(Part of a data file)
________________
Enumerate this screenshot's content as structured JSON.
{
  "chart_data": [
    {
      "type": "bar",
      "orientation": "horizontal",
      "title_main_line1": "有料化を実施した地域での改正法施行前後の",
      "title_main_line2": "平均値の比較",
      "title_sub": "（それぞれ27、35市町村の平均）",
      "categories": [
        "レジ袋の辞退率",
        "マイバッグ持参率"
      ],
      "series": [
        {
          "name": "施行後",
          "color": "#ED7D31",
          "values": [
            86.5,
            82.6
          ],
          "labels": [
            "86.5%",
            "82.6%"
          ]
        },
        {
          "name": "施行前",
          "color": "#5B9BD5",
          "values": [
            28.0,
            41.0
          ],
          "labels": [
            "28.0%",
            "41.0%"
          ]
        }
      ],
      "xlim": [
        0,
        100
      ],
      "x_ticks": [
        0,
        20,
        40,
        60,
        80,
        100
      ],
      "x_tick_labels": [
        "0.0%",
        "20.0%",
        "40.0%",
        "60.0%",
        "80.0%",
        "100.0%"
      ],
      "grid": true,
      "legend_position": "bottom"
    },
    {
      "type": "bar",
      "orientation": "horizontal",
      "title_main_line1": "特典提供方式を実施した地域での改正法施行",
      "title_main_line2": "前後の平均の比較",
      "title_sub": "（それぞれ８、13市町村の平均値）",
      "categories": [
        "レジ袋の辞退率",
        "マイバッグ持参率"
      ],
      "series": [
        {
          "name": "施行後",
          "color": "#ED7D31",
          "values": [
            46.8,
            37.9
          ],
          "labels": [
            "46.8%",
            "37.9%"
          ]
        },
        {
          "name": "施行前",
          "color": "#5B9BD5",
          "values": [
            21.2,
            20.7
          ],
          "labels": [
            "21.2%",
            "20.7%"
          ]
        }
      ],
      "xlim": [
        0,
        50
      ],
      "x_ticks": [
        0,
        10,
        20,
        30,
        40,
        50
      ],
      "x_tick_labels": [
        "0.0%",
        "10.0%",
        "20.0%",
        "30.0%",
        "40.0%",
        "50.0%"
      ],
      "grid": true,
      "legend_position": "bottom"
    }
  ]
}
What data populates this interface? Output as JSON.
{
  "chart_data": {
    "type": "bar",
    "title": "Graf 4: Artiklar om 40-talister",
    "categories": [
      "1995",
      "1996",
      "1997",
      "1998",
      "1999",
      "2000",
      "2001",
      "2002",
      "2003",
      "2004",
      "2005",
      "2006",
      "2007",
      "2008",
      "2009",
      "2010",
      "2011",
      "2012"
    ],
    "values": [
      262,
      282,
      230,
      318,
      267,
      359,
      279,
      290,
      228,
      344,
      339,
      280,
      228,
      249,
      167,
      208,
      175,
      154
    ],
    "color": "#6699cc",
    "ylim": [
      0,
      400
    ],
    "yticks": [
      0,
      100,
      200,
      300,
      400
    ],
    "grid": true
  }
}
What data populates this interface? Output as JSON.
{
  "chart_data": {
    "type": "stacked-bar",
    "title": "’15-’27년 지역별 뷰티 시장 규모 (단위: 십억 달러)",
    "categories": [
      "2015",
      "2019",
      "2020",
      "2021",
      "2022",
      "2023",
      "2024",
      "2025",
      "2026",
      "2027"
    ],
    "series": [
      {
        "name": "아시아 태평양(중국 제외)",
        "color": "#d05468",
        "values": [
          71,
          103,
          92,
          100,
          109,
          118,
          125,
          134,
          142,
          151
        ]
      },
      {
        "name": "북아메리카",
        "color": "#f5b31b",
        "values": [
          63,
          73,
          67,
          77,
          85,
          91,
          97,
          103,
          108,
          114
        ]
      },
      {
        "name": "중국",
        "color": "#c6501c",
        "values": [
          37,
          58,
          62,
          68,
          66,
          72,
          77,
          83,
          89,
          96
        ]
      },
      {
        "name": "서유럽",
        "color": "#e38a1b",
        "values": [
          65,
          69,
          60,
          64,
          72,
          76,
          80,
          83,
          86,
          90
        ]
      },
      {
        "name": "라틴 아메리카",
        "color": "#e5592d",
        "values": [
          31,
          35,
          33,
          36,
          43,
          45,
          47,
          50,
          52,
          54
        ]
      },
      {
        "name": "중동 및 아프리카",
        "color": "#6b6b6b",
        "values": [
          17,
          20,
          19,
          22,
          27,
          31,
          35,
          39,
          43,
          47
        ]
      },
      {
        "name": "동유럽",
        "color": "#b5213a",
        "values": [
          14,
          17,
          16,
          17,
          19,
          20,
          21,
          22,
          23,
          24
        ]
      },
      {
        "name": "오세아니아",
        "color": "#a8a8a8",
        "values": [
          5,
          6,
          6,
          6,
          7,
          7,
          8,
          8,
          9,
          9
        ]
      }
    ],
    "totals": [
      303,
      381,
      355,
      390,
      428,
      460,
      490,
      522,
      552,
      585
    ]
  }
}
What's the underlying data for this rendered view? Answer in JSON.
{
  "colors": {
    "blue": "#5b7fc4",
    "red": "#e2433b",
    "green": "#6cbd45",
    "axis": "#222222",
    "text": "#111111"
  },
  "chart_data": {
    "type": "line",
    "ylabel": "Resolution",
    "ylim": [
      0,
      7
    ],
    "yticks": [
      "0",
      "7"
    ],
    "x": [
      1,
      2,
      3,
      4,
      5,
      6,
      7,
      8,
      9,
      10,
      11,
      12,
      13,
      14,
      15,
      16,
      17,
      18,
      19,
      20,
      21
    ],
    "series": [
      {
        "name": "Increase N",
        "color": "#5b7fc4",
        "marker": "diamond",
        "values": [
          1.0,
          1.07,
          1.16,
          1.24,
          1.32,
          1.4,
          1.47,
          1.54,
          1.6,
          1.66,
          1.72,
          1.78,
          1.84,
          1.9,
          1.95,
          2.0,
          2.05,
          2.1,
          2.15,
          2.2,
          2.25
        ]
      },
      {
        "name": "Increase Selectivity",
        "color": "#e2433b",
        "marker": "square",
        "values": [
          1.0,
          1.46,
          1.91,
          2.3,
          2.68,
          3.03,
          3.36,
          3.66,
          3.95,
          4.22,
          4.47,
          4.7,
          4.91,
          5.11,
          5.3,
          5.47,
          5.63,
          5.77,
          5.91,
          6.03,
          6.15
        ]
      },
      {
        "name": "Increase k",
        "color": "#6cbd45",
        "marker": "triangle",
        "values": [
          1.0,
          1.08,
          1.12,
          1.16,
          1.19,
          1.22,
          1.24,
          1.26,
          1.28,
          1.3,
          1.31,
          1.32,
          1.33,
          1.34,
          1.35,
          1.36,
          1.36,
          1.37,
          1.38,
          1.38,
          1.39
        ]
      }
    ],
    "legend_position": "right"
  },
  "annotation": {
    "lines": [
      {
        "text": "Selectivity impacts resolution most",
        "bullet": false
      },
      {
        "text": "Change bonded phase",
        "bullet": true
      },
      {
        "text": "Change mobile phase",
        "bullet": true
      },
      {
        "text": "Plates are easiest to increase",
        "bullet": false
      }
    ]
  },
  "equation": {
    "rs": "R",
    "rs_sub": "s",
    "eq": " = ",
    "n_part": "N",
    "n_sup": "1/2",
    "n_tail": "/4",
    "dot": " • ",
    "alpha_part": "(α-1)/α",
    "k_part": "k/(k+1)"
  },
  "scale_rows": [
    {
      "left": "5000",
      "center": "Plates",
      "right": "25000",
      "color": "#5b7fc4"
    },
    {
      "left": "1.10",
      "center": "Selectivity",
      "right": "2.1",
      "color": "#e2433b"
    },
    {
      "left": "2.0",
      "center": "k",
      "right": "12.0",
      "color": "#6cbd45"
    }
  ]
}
________________
■ Do this:
Select every line of the records holding the string "text".

■ Correct answer:
    "text": "#111111"
        "text": "Selectivity impacts resolution most",
        "text": "Change bonded phase",
        "text": "Change mobile phase",
        "text": "Plates are easiest to increase",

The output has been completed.